TASK STATEMENT
Extract every line of the material below and reproduce it faithfully.
--- Begin RAW DATA ---
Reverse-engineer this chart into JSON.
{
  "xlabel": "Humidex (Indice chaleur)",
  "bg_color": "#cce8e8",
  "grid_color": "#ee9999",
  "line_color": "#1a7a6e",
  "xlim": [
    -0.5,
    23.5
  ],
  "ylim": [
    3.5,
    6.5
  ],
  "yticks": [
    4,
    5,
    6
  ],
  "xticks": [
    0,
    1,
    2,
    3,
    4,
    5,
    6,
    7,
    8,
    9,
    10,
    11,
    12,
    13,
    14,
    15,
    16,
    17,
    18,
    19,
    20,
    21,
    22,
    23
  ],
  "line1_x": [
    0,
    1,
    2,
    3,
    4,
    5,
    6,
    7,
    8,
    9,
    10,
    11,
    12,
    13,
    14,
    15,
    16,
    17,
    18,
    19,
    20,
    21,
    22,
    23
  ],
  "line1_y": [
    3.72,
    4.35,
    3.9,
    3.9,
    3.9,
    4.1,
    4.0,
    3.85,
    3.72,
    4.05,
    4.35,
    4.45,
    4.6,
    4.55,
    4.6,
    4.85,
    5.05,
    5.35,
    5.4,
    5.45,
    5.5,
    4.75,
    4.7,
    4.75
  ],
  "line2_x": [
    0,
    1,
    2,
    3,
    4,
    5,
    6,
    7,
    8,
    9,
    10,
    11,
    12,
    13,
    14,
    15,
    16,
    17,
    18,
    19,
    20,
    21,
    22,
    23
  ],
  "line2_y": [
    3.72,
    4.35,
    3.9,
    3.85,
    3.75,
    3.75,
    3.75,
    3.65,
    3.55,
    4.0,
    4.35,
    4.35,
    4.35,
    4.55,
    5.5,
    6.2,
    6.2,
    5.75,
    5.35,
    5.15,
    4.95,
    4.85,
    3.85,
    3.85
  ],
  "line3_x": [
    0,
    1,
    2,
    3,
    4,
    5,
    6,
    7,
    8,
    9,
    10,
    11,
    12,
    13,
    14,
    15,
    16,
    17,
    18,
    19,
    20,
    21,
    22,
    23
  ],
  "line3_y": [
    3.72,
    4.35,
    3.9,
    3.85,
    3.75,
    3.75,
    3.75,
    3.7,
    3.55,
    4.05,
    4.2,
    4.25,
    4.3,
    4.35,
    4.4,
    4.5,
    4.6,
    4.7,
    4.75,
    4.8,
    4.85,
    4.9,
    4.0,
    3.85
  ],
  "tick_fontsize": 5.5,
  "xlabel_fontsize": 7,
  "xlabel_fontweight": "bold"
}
--- End RAW DATA ---
PROBLEM SOLUTION
Reverse-engineer this chart into JSON.
{
  "xlabel": "Humidex (Indice chaleur)",
  "bg_color": "#cce8e8",
  "grid_color": "#ee9999",
  "line_color": "#1a7a6e",
  "xlim": [
    -0.5,
    23.5
  ],
  "ylim": [
    3.5,
    6.5
  ],
  "yticks": [
    4,
    5,
    6
  ],
  "xticks": [
    0,
    1,
    2,
    3,
    4,
    5,
    6,
    7,
    8,
    9,
    10,
    11,
    12,
    13,
    14,
    15,
    16,
    17,
    18,
    19,
    20,
    21,
    22,
    23
  ],
  "line1_x": [
    0,
    1,
    2,
    3,
    4,
    5,
    6,
    7,
    8,
    9,
    10,
    11,
    12,
    13,
    14,
    15,
    16,
    17,
    18,
    19,
    20,
    21,
    22,
    23
  ],
  "line1_y": [
    3.72,
    4.35,
    3.9,
    3.9,
    3.9,
    4.1,
    4.0,
    3.85,
    3.72,
    4.05,
    4.35,
    4.45,
    4.6,
    4.55,
    4.6,
    4.85,
    5.05,
    5.35,
    5.4,
    5.45,
    5.5,
    4.75,
    4.7,
    4.75
  ],
  "line2_x": [
    0,
    1,
    2,
    3,
    4,
    5,
    6,
    7,
    8,
    9,
    10,
    11,
    12,
    13,
    14,
    15,
    16,
    17,
    18,
    19,
    20,
    21,
    22,
    23
  ],
  "line2_y": [
    3.72,
    4.35,
    3.9,
    3.85,
    3.75,
    3.75,
    3.75,
    3.65,
    3.55,
    4.0,
    4.35,
    4.35,
    4.35,
    4.55,
    5.5,
    6.2,
    6.2,
    5.75,
    5.35,
    5.15,
    4.95,
    4.85,
    3.85,
    3.85
  ],
  "line3_x": [
    0,
    1,
    2,
    3,
    4,
    5,
    6,
    7,
    8,
    9,
    10,
    11,
    12,
    13,
    14,
    15,
    16,
    17,
    18,
    19,
    20,
    21,
    22,
    23
  ],
  "line3_y": [
    3.72,
    4.35,
    3.9,
    3.85,
    3.75,
    3.75,
    3.75,
    3.7,
    3.55,
    4.05,
    4.2,
    4.25,
    4.3,
    4.35,
    4.4,
    4.5,
    4.6,
    4.7,
    4.75,
    4.8,
    4.85,
    4.9,
    4.0,
    3.85
  ],
  "tick_fontsize": 5.5,
  "xlabel_fontsize": 7,
  "xlabel_fontweight": "bold"
}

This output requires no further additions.